# [Requirements]
Write out the records word for word, with no pictures.

====== Data for the task

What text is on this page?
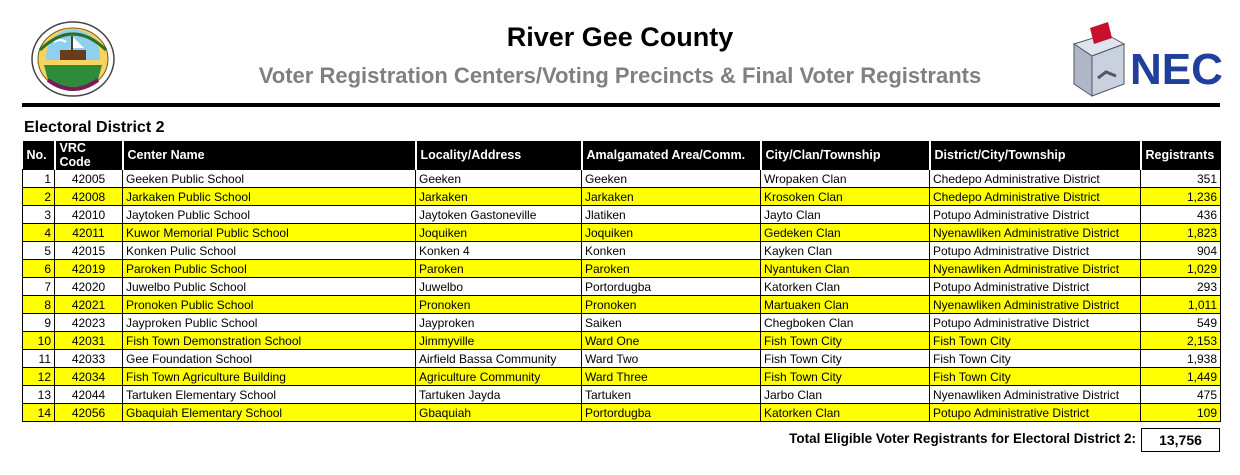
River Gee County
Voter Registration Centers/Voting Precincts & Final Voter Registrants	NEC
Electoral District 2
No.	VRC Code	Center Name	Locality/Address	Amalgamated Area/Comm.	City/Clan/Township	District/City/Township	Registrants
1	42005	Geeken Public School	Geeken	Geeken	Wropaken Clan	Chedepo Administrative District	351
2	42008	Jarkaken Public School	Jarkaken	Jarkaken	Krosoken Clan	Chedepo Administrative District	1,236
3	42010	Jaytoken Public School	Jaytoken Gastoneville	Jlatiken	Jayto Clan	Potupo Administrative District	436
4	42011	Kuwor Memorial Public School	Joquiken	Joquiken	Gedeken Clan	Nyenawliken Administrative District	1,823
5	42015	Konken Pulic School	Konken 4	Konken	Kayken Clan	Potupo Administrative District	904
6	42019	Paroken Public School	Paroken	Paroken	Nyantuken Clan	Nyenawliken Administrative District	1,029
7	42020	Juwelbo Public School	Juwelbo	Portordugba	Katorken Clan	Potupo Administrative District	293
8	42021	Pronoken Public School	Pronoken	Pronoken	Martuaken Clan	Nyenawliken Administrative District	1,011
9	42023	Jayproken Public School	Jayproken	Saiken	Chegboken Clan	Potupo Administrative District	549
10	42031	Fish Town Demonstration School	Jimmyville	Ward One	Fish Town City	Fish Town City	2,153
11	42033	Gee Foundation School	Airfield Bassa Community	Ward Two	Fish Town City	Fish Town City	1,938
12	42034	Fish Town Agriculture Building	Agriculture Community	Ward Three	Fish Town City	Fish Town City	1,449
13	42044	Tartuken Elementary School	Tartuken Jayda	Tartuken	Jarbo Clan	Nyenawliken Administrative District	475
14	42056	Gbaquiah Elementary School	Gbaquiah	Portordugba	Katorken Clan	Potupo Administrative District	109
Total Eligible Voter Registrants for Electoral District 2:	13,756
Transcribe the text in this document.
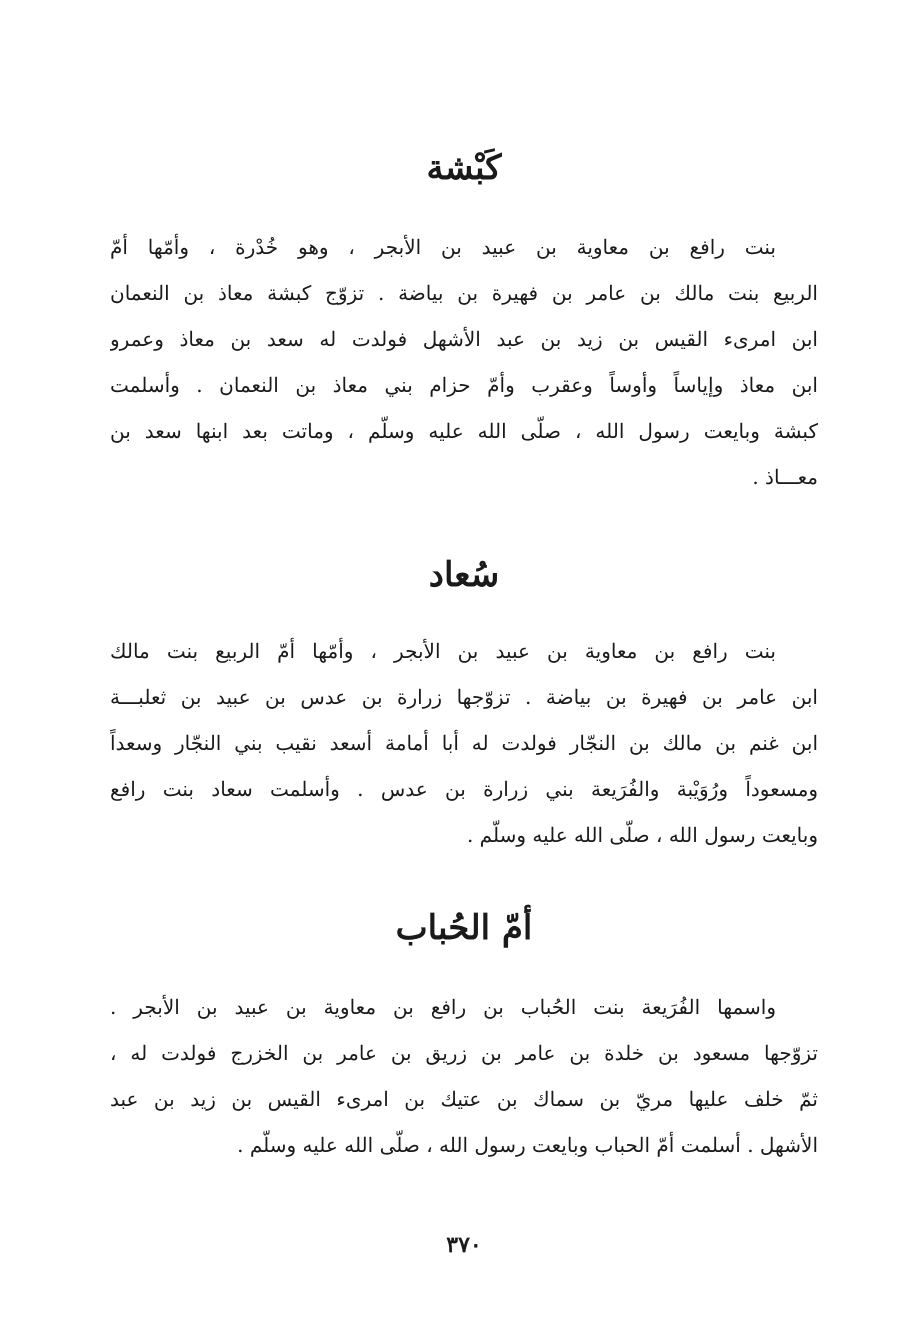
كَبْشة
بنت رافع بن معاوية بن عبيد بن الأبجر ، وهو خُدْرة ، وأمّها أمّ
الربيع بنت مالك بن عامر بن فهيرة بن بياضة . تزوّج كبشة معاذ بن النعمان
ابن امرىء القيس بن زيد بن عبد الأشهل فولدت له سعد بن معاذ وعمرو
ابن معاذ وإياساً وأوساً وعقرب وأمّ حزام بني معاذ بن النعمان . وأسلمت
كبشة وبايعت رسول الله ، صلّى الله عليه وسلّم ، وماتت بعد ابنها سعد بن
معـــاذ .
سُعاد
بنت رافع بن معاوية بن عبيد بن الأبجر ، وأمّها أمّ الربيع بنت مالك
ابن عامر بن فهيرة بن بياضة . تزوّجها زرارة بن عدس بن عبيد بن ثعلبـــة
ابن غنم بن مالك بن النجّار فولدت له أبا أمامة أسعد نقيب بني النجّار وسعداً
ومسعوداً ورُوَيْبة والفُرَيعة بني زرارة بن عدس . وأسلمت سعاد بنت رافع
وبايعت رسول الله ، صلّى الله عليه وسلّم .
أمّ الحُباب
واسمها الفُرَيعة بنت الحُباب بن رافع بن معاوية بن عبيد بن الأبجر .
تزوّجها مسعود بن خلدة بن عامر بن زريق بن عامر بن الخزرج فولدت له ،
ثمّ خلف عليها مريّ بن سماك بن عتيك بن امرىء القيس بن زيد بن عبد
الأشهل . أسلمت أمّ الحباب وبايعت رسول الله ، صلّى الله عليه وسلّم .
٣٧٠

============

# [Right answer]
What text is on this page?
River Gee County
Voter Registration Centers/Voting Precincts & Final Voter Registrants	NEC
Electoral District 2
No.	VRC Code	Center Name	Locality/Address	Amalgamated Area/Comm.	City/Clan/Township	District/City/Township	Registrants
1	42005	Geeken Public School	Geeken	Geeken	Wropaken Clan	Chedepo Administrative District	351
2	42008	Jarkaken Public School	Jarkaken	Jarkaken	Krosoken Clan	Chedepo Administrative District	1,236
3	42010	Jaytoken Public School	Jaytoken Gastoneville	Jlatiken	Jayto Clan	Potupo Administrative District	436
4	42011	Kuwor Memorial Public School	Joquiken	Joquiken	Gedeken Clan	Nyenawliken Administrative District	1,823
5	42015	Konken Pulic School	Konken 4	Konken	Kayken Clan	Potupo Administrative District	904
6	42019	Paroken Public School	Paroken	Paroken	Nyantuken Clan	Nyenawliken Administrative District	1,029
7	42020	Juwelbo Public School	Juwelbo	Portordugba	Katorken Clan	Potupo Administrative District	293
8	42021	Pronoken Public School	Pronoken	Pronoken	Martuaken Clan	Nyenawliken Administrative District	1,011
9	42023	Jayproken Public School	Jayproken	Saiken	Chegboken Clan	Potupo Administrative District	549
10	42031	Fish Town Demonstration School	Jimmyville	Ward One	Fish Town City	Fish Town City	2,153
11	42033	Gee Foundation School	Airfield Bassa Community	Ward Two	Fish Town City	Fish Town City	1,938
12	42034	Fish Town Agriculture Building	Agriculture Community	Ward Three	Fish Town City	Fish Town City	1,449
13	42044	Tartuken Elementary School	Tartuken Jayda	Tartuken	Jarbo Clan	Nyenawliken Administrative District	475
14	42056	Gbaquiah Elementary School	Gbaquiah	Portordugba	Katorken Clan	Potupo Administrative District	109
Total Eligible Voter Registrants for Electoral District 2:	13,756
Transcribe the text in this document.
كَبْشة
بنت رافع بن معاوية بن عبيد بن الأبجر ، وهو خُدْرة ، وأمّها أمّ
الربيع بنت مالك بن عامر بن فهيرة بن بياضة . تزوّج كبشة معاذ بن النعمان
ابن امرىء القيس بن زيد بن عبد الأشهل فولدت له سعد بن معاذ وعمرو
ابن معاذ وإياساً وأوساً وعقرب وأمّ حزام بني معاذ بن النعمان . وأسلمت
كبشة وبايعت رسول الله ، صلّى الله عليه وسلّم ، وماتت بعد ابنها سعد بن
معـــاذ .
سُعاد
بنت رافع بن معاوية بن عبيد بن الأبجر ، وأمّها أمّ الربيع بنت مالك
ابن عامر بن فهيرة بن بياضة . تزوّجها زرارة بن عدس بن عبيد بن ثعلبـــة
ابن غنم بن مالك بن النجّار فولدت له أبا أمامة أسعد نقيب بني النجّار وسعداً
ومسعوداً ورُوَيْبة والفُرَيعة بني زرارة بن عدس . وأسلمت سعاد بنت رافع
وبايعت رسول الله ، صلّى الله عليه وسلّم .
أمّ الحُباب
واسمها الفُرَيعة بنت الحُباب بن رافع بن معاوية بن عبيد بن الأبجر .
تزوّجها مسعود بن خلدة بن عامر بن زريق بن عامر بن الخزرج فولدت له ،
ثمّ خلف عليها مريّ بن سماك بن عتيك بن امرىء القيس بن زيد بن عبد
الأشهل . أسلمت أمّ الحباب وبايعت رسول الله ، صلّى الله عليه وسلّم .
٣٧٠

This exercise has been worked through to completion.